[Some records]
################
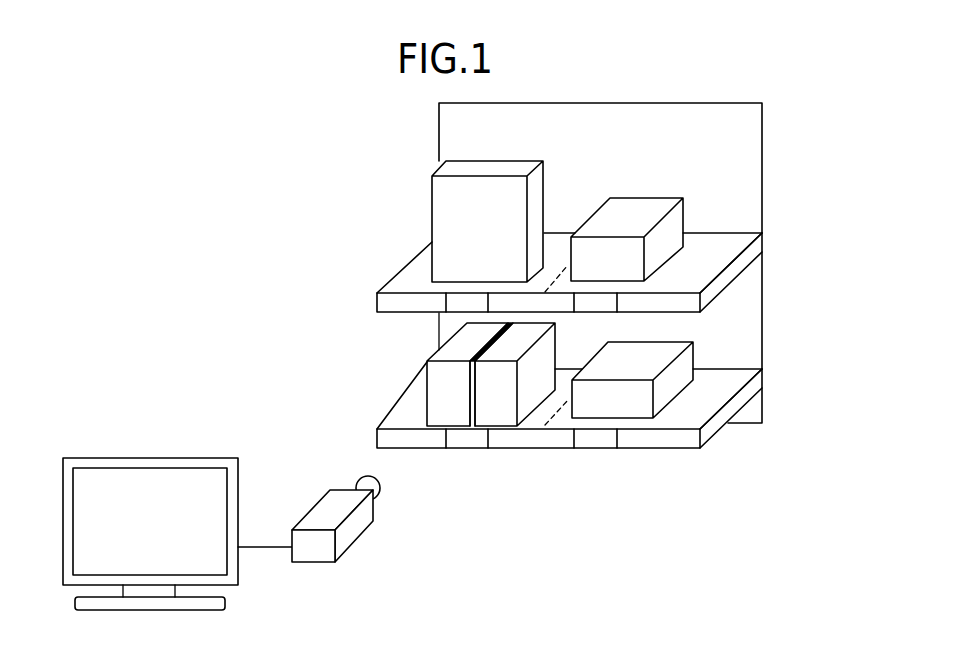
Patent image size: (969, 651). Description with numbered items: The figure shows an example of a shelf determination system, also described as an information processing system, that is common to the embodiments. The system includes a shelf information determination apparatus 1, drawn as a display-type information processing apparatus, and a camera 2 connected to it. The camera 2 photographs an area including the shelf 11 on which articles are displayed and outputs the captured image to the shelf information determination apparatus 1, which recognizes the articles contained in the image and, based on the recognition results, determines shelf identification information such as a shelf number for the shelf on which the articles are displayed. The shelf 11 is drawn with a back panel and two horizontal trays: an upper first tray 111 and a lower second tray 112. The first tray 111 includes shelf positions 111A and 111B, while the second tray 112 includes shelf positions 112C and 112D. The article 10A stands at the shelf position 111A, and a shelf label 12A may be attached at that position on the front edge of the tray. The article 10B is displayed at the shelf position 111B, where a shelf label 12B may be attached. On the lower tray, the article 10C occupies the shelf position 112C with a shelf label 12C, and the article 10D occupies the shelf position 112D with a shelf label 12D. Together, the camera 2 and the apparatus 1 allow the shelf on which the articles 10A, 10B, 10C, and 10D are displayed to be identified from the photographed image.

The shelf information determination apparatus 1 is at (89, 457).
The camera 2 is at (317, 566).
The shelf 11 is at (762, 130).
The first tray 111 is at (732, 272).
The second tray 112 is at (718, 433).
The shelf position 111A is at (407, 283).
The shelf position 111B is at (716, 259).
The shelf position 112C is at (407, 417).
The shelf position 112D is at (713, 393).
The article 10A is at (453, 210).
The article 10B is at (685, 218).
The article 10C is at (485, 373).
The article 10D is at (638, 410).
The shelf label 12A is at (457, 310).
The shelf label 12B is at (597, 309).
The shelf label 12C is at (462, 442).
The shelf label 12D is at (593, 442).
################
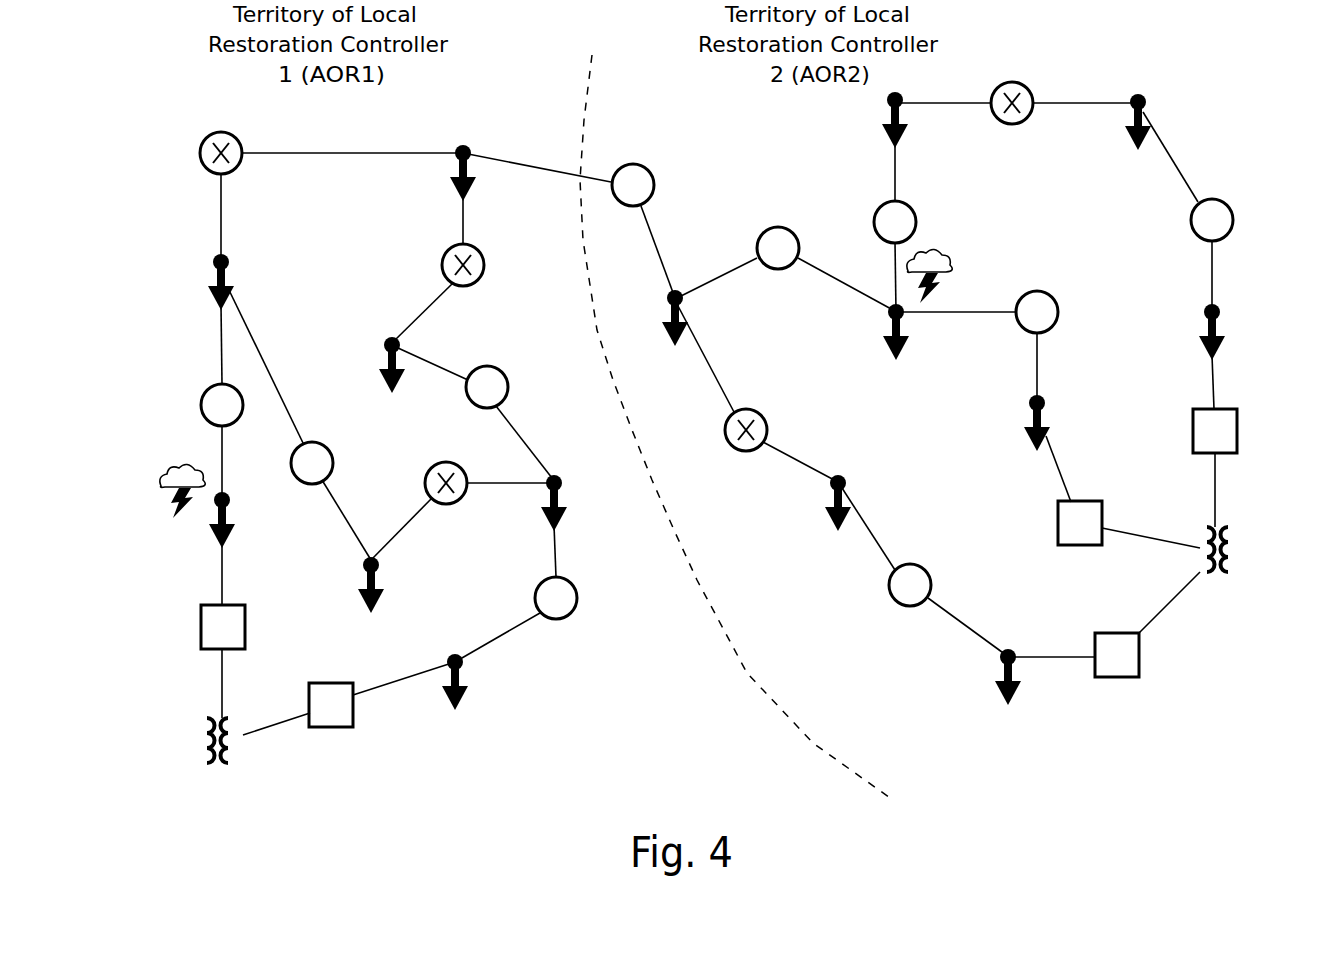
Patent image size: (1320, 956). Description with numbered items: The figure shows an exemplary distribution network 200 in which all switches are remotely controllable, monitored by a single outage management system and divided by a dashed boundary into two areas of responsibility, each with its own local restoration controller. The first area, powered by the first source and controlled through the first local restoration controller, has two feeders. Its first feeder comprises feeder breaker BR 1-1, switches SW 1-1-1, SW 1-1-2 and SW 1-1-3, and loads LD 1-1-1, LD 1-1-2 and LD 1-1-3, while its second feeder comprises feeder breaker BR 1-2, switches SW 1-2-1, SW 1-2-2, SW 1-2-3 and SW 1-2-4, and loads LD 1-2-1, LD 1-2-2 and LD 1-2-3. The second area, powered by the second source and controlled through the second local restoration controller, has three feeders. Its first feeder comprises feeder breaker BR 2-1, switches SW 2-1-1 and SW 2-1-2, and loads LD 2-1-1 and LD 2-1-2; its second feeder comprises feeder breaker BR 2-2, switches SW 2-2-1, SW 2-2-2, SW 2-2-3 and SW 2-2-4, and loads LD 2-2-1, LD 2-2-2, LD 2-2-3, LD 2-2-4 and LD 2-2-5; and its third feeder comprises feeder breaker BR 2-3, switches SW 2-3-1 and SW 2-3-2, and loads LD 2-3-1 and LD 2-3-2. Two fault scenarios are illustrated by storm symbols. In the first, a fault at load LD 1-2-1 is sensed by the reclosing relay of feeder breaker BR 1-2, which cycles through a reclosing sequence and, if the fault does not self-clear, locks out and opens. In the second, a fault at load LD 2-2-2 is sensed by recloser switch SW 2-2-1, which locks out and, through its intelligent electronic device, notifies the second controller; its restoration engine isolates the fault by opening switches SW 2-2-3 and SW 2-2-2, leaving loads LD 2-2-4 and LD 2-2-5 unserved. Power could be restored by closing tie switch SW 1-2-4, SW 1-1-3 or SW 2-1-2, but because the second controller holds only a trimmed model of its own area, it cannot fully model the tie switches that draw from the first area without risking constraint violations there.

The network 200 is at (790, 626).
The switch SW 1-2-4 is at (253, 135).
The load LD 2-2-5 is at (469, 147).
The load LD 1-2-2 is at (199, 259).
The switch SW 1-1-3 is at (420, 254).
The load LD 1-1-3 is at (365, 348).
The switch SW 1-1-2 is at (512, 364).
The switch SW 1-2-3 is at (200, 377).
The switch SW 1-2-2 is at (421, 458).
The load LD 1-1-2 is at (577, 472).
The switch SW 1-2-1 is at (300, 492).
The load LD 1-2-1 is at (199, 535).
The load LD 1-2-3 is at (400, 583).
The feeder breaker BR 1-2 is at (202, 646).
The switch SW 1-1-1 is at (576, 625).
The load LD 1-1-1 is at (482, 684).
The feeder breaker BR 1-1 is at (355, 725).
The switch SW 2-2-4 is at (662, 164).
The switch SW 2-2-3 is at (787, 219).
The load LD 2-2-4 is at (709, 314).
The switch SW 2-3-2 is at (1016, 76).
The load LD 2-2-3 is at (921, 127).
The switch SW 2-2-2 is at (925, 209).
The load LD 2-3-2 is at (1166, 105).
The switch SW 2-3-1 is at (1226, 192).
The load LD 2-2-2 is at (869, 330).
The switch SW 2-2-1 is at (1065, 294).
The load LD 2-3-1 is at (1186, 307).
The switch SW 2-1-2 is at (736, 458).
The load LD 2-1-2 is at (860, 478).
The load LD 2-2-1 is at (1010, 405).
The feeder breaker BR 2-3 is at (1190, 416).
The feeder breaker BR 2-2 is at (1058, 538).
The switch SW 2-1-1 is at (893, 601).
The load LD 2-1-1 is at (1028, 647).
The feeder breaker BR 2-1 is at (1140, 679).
################
— Given exercise —
Print, with no changes, the lines of the data from the line containing "Patent image size: (969, 651)." through the line containing "The article 10C is at (485, 373).", both ends included.

— Solution —
Patent image size: (969, 651). Description with numbered items: The figure shows an example of a shelf determination system, also described as an information processing system, that is common to the embodiments. The system includes a shelf information determination apparatus 1, drawn as a display-type information processing apparatus, and a camera 2 connected to it. The camera 2 photographs an area including the shelf 11 on which articles are displayed and outputs the captured image to the shelf information determination apparatus 1, which recognizes the articles contained in the image and, based on the recognition results, determines shelf identification information such as a shelf number for the shelf on which the articles are displayed. The shelf 11 is drawn with a back panel and two horizontal trays: an upper first tray 111 and a lower second tray 112. The first tray 111 includes shelf positions 111A and 111B, while the second tray 112 includes shelf positions 112C and 112D. The article 10A stands at the shelf position 111A, and a shelf label 12A may be attached at that position on the front edge of the tray. The article 10B is displayed at the shelf position 111B, where a shelf label 12B may be attached. On the lower tray, the article 10C occupies the shelf position 112C with a shelf label 12C, and the article 10D occupies the shelf position 112D with a shelf label 12D. Together, the camera 2 and the apparatus 1 allow the shelf on which the articles 10A, 10B, 10C, and 10D are displayed to be identified from the photographed image.

The shelf information determination apparatus 1 is at (89, 457).
The camera 2 is at (317, 566).
The shelf 11 is at (762, 130).
The first tray 111 is at (732, 272).
The second tray 112 is at (718, 433).
The shelf position 111A is at (407, 283).
The shelf position 111B is at (716, 259).
The shelf position 112C is at (407, 417).
The shelf position 112D is at (713, 393).
The article 10A is at (453, 210).
The article 10B is at (685, 218).
The article 10C is at (485, 373).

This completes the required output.